:: THE TASK ::
In the listing below, how many lines hold the string "Brunswick"? Reply with the number and nothing else.

- - - -

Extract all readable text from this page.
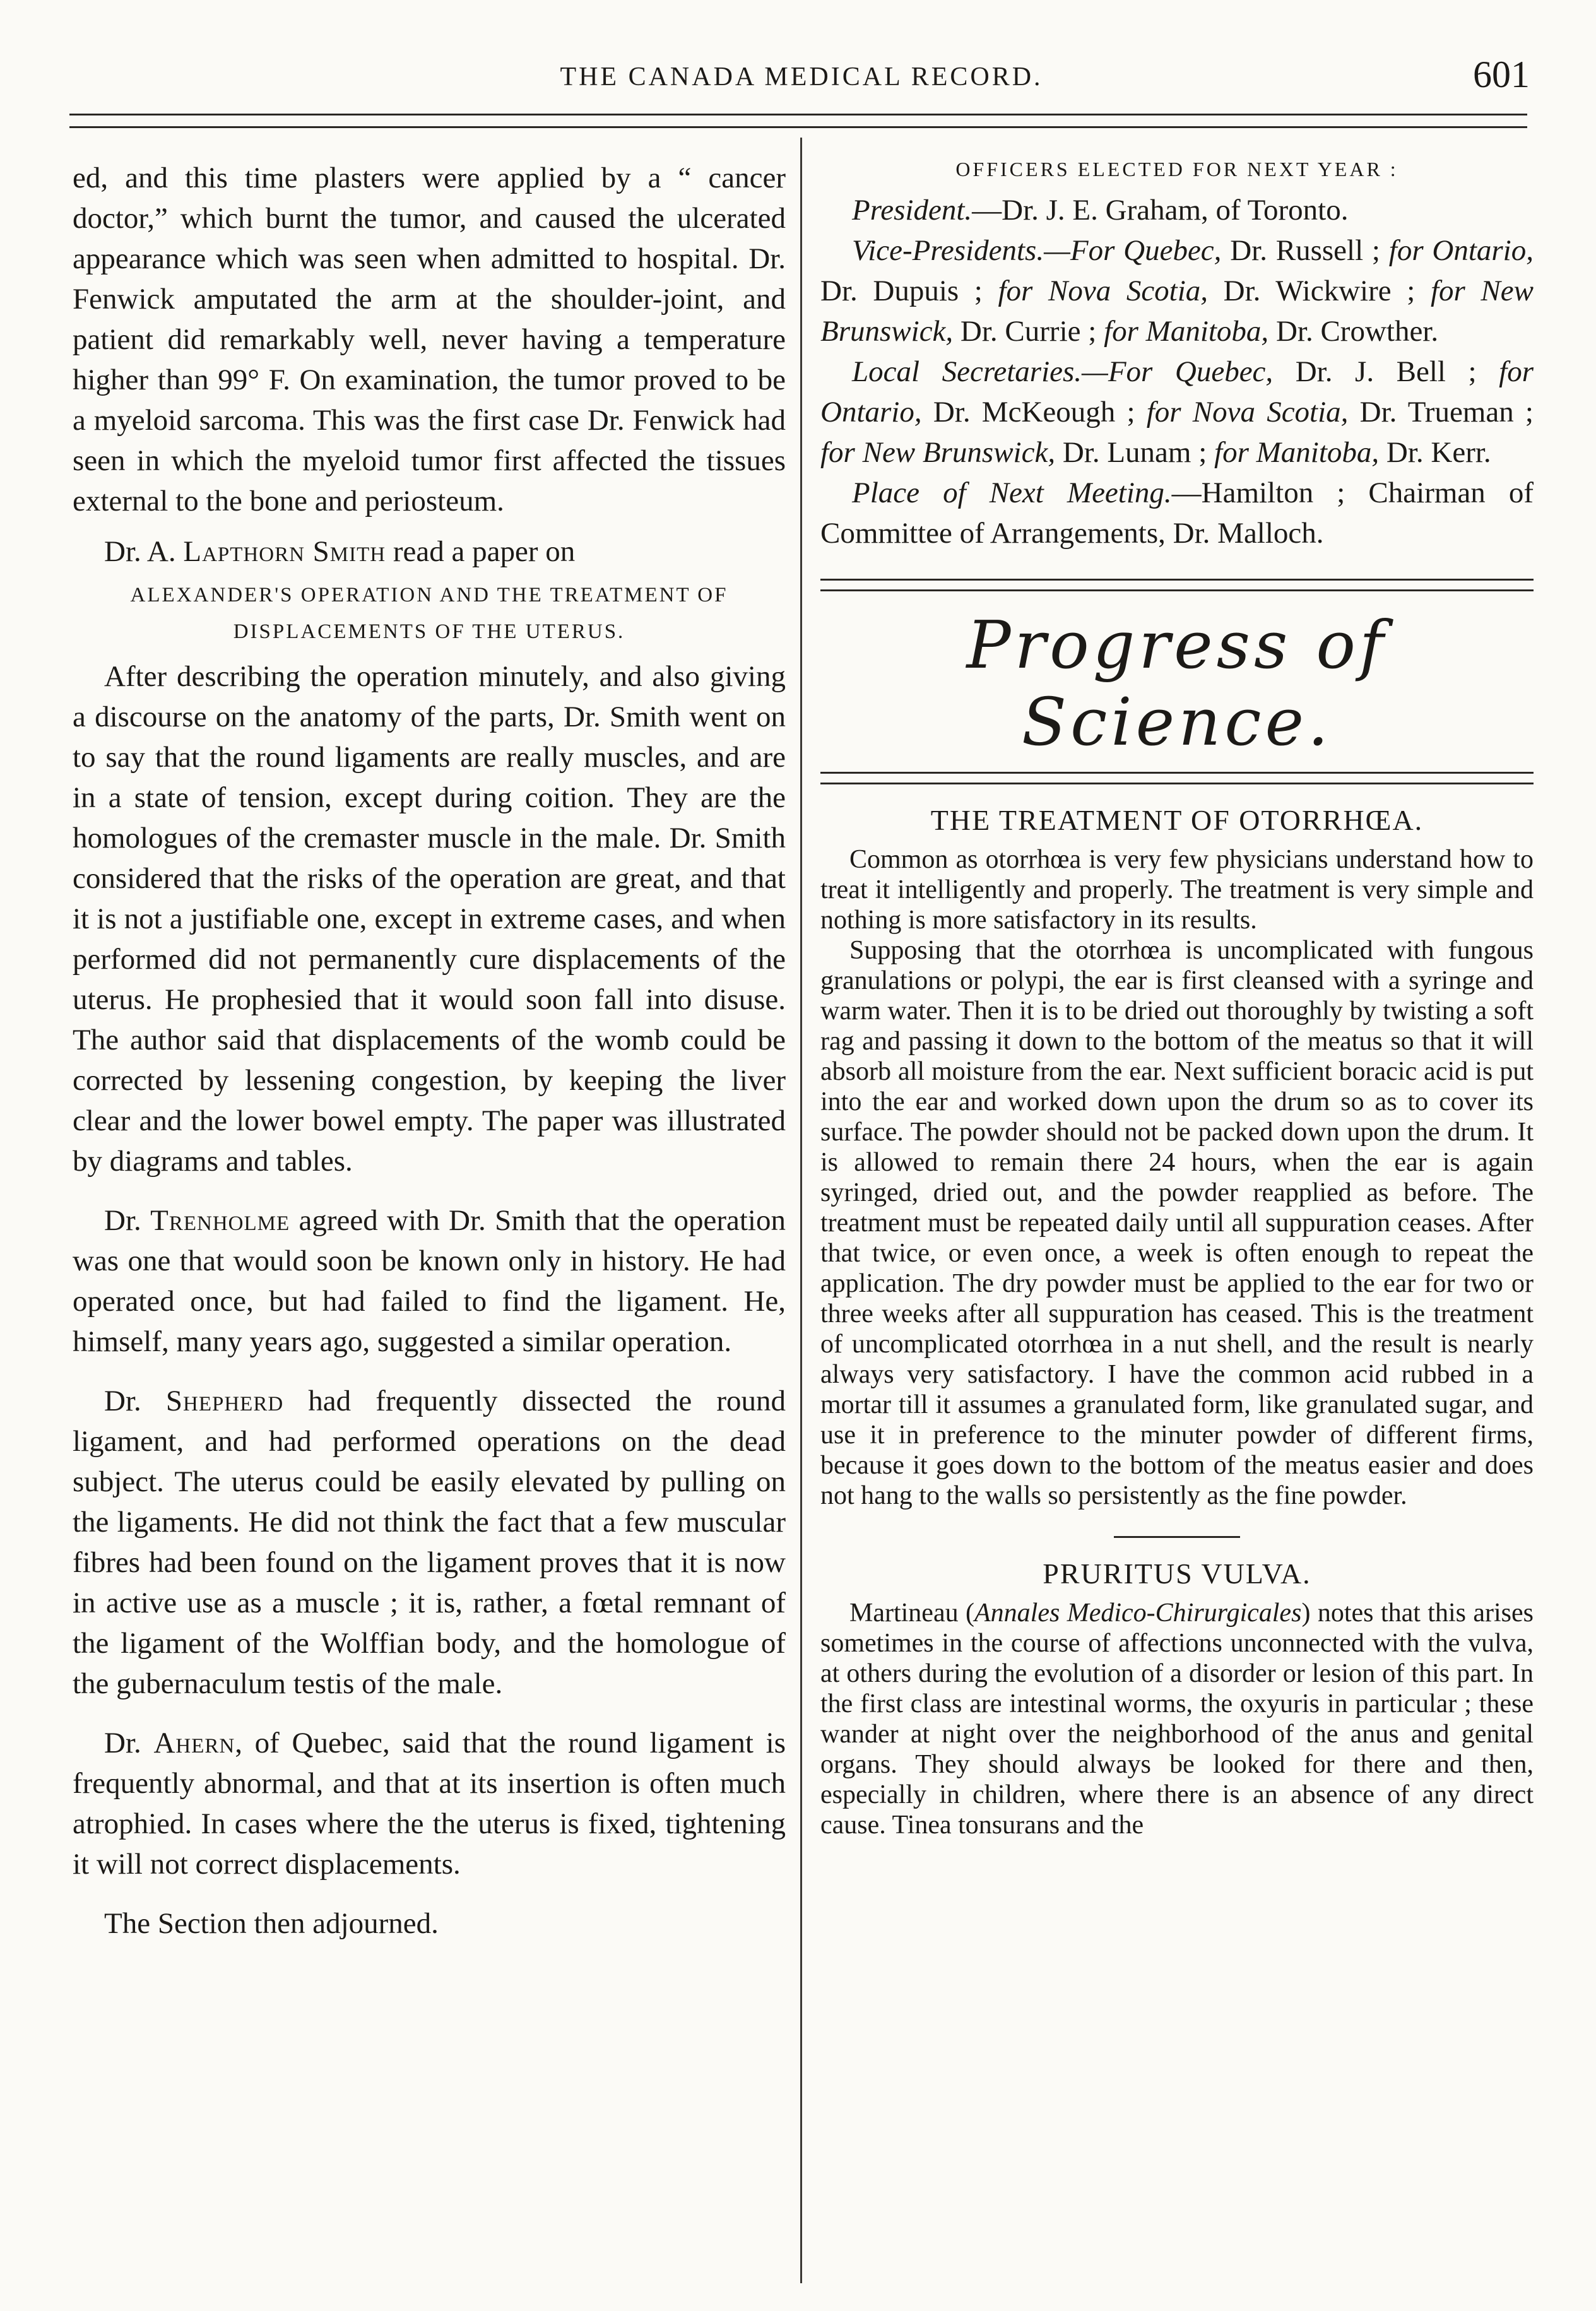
THE CANADA MEDICAL RECORD.	601

ed, and this time plasters were applied by a “ cancer doctor,” which burnt the tumor, and caused the ulcerated appearance which was seen when admitted to hospital. Dr. Fenwick amputated the arm at the shoulder-joint, and patient did remarkably well, never having a temperature higher than 99° F. On examination, the tumor proved to be a myeloid sarcoma. This was the first case Dr. Fenwick had seen in which the myeloid tumor first affected the tissues external to the bone and periosteum.

Dr. A. Lapthorn Smith read a paper on

ALEXANDER'S OPERATION AND THE TREATMENT OF DISPLACEMENTS OF THE UTERUS.

After describing the operation minutely, and also giving a discourse on the anatomy of the parts, Dr. Smith went on to say that the round ligaments are really muscles, and are in a state of tension, except during coition. They are the homologues of the cremaster muscle in the male. Dr. Smith considered that the risks of the operation are great, and that it is not a justifiable one, except in extreme cases, and when performed did not permanently cure displacements of the uterus. He prophesied that it would soon fall into disuse. The author said that displacements of the womb could be corrected by lessening congestion, by keeping the liver clear and the lower bowel empty. The paper was illustrated by diagrams and tables.

Dr. Trenholme agreed with Dr. Smith that the operation was one that would soon be known only in history. He had operated once, but had failed to find the ligament. He, himself, many years ago, suggested a similar operation.

Dr. Shepherd had frequently dissected the round ligament, and had performed operations on the dead subject. The uterus could be easily elevated by pulling on the ligaments. He did not think the fact that a few muscular fibres had been found on the ligament proves that it is now in active use as a muscle ; it is, rather, a fœtal remnant of the ligament of the Wolffian body, and the homologue of the gubernaculum testis of the male.

Dr. Ahern, of Quebec, said that the round ligament is frequently abnormal, and that at its insertion is often much atrophied. In cases where the the uterus is fixed, tightening it will not correct displacements.

The Section then adjourned.

OFFICERS ELECTED FOR NEXT YEAR :

President.—Dr. J. E. Graham, of Toronto.

Vice-Presidents.—For Quebec, Dr. Russell ; for Ontario, Dr. Dupuis ; for Nova Scotia, Dr. Wickwire ; for New Brunswick, Dr. Currie ; for Manitoba, Dr. Crowther.

Local Secretaries.—For Quebec, Dr. J. Bell ; for Ontario, Dr. McKeough ; for Nova Scotia, Dr. Trueman ; for New Brunswick, Dr. Lunam ; for Manitoba, Dr. Kerr.

Place of Next Meeting.—Hamilton ; Chairman of Committee of Arrangements, Dr. Malloch.

Progress of Science.
THE TREATMENT OF OTORRHŒA.

Common as otorrhœa is very few physicians understand how to treat it intelligently and properly. The treatment is very simple and nothing is more satisfactory in its results.

Supposing that the otorrhœa is uncomplicated with fungous granulations or polypi, the ear is first cleansed with a syringe and warm water. Then it is to be dried out thoroughly by twisting a soft rag and passing it down to the bottom of the meatus so that it will absorb all moisture from the ear. Next sufficient boracic acid is put into the ear and worked down upon the drum so as to cover its surface. The powder should not be packed down upon the drum. It is allowed to remain there 24 hours, when the ear is again syringed, dried out, and the powder reapplied as before. The treatment must be repeated daily until all suppuration ceases. After that twice, or even once, a week is often enough to repeat the application. The dry powder must be applied to the ear for two or three weeks after all suppuration has ceased. This is the treatment of uncomplicated otorrhœa in a nut shell, and the result is nearly always very satisfactory. I have the common acid rubbed in a mortar till it assumes a granulated form, like granulated sugar, and use it in preference to the minuter powder of different firms, because it goes down to the bottom of the meatus easier and does not hang to the walls so persistently as the fine powder.

PRURITUS VULVA.

Martineau (Annales Medico-Chirurgicales) notes that this arises sometimes in the course of affections unconnected with the vulva, at others during the evolution of a disorder or lesion of this part. In the first class are intestinal worms, the oxyuris in particular ; these wander at night over the neighborhood of the anus and genital organs. They should always be looked for there and then, especially in children, where there is an absence of any direct cause. Tinea tonsurans and the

- - - -

:: RESPONSE TO THE EXERCISE ::
2